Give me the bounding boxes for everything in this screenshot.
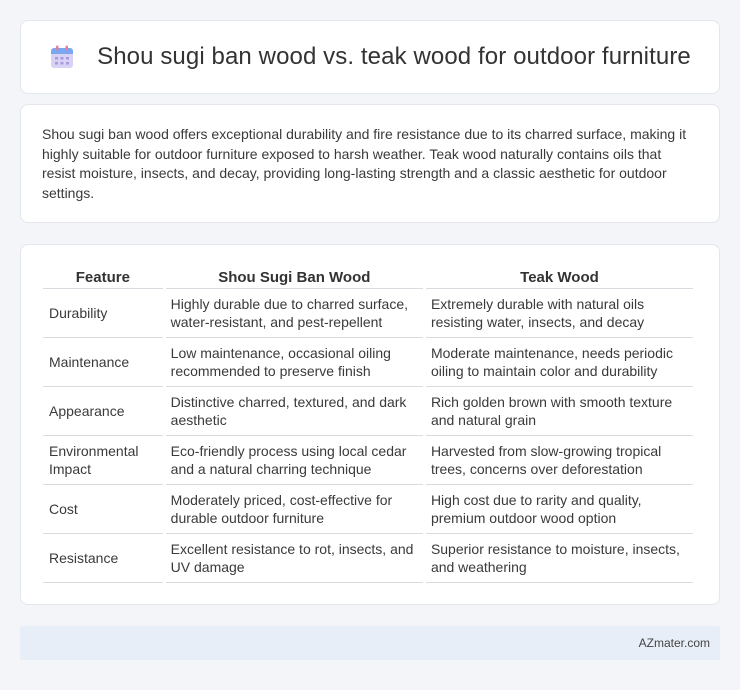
title-card: Shou sugi ban wood vs. teak wood for out… (20, 20, 720, 94)
intro-paragraph: Shou sugi ban wood offers exceptional du… (42, 126, 687, 201)
comparison-card: Feature Shou Sugi Ban Wood Teak Wood Dur… (20, 244, 720, 605)
table-row: Appearance Distinctive charred, textured… (43, 387, 693, 436)
feature-cell: Appearance (43, 387, 163, 436)
teak-cell: Rich golden brown with smooth texture an… (425, 387, 693, 436)
table-row: Durability Highly durable due to charred… (43, 289, 693, 338)
calendar-icon (51, 45, 74, 68)
intro-card: Shou sugi ban wood offers exceptional du… (20, 104, 720, 223)
footer-bar: AZmater.com (20, 626, 720, 660)
feature-cell: Maintenance (43, 338, 163, 387)
table-row: Cost Moderately priced, cost-effective f… (43, 485, 693, 534)
table-row: Maintenance Low maintenance, occasional … (43, 338, 693, 387)
shou-sugi-ban-cell: Highly durable due to charred surface, w… (165, 289, 423, 338)
column-header-teak: Teak Wood (425, 267, 693, 289)
feature-cell: Durability (43, 289, 163, 338)
shou-sugi-ban-cell: Low maintenance, occasional oiling recom… (165, 338, 423, 387)
teak-cell: Superior resistance to moisture, insects… (425, 534, 693, 583)
shou-sugi-ban-cell: Moderately priced, cost-effective for du… (165, 485, 423, 534)
comparison-table: Feature Shou Sugi Ban Wood Teak Wood Dur… (40, 267, 696, 583)
feature-cell: Environmental Impact (43, 436, 163, 485)
table-row: Environmental Impact Eco-friendly proces… (43, 436, 693, 485)
teak-cell: High cost due to rarity and quality, pre… (425, 485, 693, 534)
feature-cell: Resistance (43, 534, 163, 583)
shou-sugi-ban-cell: Excellent resistance to rot, insects, an… (165, 534, 423, 583)
column-header-feature: Feature (43, 267, 163, 289)
feature-cell: Cost (43, 485, 163, 534)
teak-cell: Moderate maintenance, needs periodic oil… (425, 338, 693, 387)
footer-site-link[interactable]: AZmater.com (639, 636, 710, 650)
column-header-shou-sugi-ban: Shou Sugi Ban Wood (165, 267, 423, 289)
teak-cell: Harvested from slow-growing tropical tre… (425, 436, 693, 485)
table-header-row: Feature Shou Sugi Ban Wood Teak Wood (43, 267, 693, 289)
page-title: Shou sugi ban wood vs. teak wood for out… (97, 43, 691, 70)
shou-sugi-ban-cell: Distinctive charred, textured, and dark … (165, 387, 423, 436)
teak-cell: Extremely durable with natural oils resi… (425, 289, 693, 338)
shou-sugi-ban-cell: Eco-friendly process using local cedar a… (165, 436, 423, 485)
table-row: Resistance Excellent resistance to rot, … (43, 534, 693, 583)
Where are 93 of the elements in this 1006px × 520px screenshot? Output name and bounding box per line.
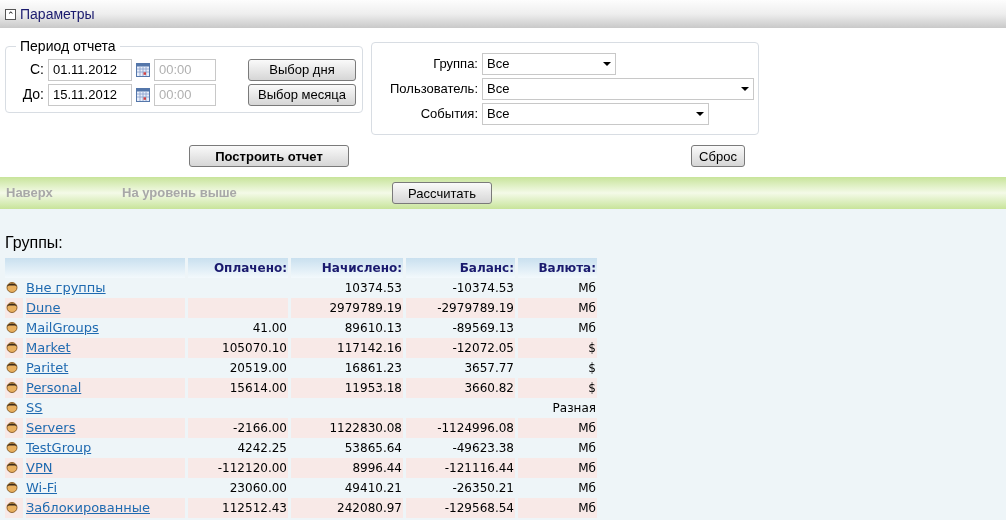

» 課題の目的: 上のデータで、文字列「textured」を含む行はいくつありますか。大文字と小文字は区別し、数だけを答えてください。

» 期待される出力: 2